AIM | Filter this data down to the lines that hold "Général", and copy them.

DATA TO USE |
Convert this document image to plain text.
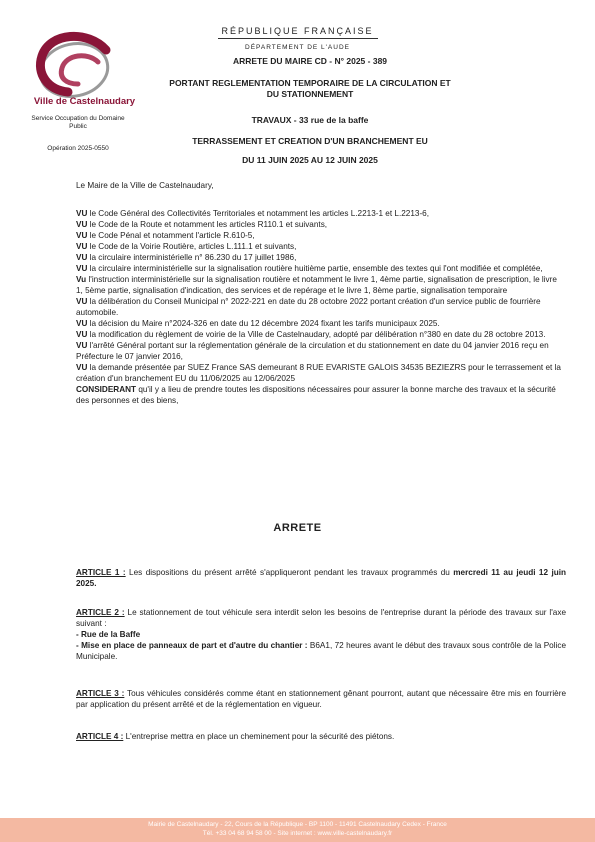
Ville de Castelnaudary
Service Occupation du Domaine Public
Opération 2025-0550
RÉPUBLIQUE FRANÇAISE
DÉPARTEMENT DE L'AUDE
ARRETE DU MAIRE CD - N° 2025 - 389
PORTANT REGLEMENTATION TEMPORAIRE DE LA CIRCULATION ET DU STATIONNEMENT
TRAVAUX - 33 rue de la baffe
TERRASSEMENT ET CREATION D'UN BRANCHEMENT EU
DU 11 JUIN 2025 AU 12 JUIN 2025
Le Maire de la Ville de Castelnaudary,

VU le Code Général des Collectivités Territoriales et notamment les articles L.2213-1 et L.2213-6,

VU le Code de la Route et notamment les articles R110.1 et suivants,

VU le Code Pénal et notamment l'article R.610-5,

VU le Code de la Voirie Routière, articles L.111.1 et suivants,

VU la circulaire interministérielle n° 86.230 du 17 juillet 1986,

VU la circulaire interministérielle sur la signalisation routière huitième partie, ensemble des textes qui l'ont modifiée et complétée,

Vu l'instruction interministérielle sur la signalisation routière et notamment le livre 1, 4ème partie, signalisation de prescription, le livre 1, 5ème partie, signalisation d'indication, des services et de repérage et le livre 1, 8ème partie, signalisation temporaire

VU la délibération du Conseil Municipal n° 2022-221 en date du 28 octobre 2022 portant création d'un service public de fourrière automobile.

VU la décision du Maire n°2024-326 en date du 12 décembre 2024 fixant les tarifs municipaux 2025.

VU la modification du règlement de voirie de la Ville de Castelnaudary, adopté par délibération n°380 en date du 28 octobre 2013.

VU l'arrêté Général portant sur la réglementation générale de la circulation et du stationnement en date du 04 janvier 2016 reçu en Préfecture le 07 janvier 2016,

VU la demande présentée par SUEZ France SAS demeurant 8 RUE EVARISTE GALOIS 34535 BEZIEZRS pour le terrassement et la création d'un branchement EU du 11/06/2025 au 12/06/2025

CONSIDERANT qu'il y a lieu de prendre toutes les dispositions nécessaires pour assurer la bonne marche des travaux et la sécurité des personnes et des biens,

ARRETE

ARTICLE 1 : Les dispositions du présent arrêté s'appliqueront pendant les travaux programmés du mercredi 11 au jeudi 12 juin 2025.

ARTICLE 2 : Le stationnement de tout véhicule sera interdit selon les besoins de l'entreprise durant la période des travaux sur l'axe suivant :

- Rue de la Baffe

- Mise en place de panneaux de part et d'autre du chantier : B6A1, 72 heures avant le début des travaux sous contrôle de la Police Municipale.

ARTICLE 3 : Tous véhicules considérés comme étant en stationnement gênant pourront, autant que nécessaire être mis en fourrière par application du présent arrêté et de la réglementation en vigueur.

ARTICLE 4 : L'entreprise mettra en place un cheminement pour la sécurité des piétons.

Mairie de Castelnaudary - 22, Cours de la République - BP 1100 - 11491 Castelnaudary Cedex - France
Tél. +33 04 68 94 58 00 - Site internet : www.ville-castelnaudary.fr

FULL OUTPUT |
VU le Code Général des Collectivités Territoriales et notamment les articles L.2213-1 et L.2213-6,
VU l'arrêté Général portant sur la réglementation générale de la circulation et du stationnement en date du 04 janvier 2016 reçu en Préfecture le 07 janvier 2016,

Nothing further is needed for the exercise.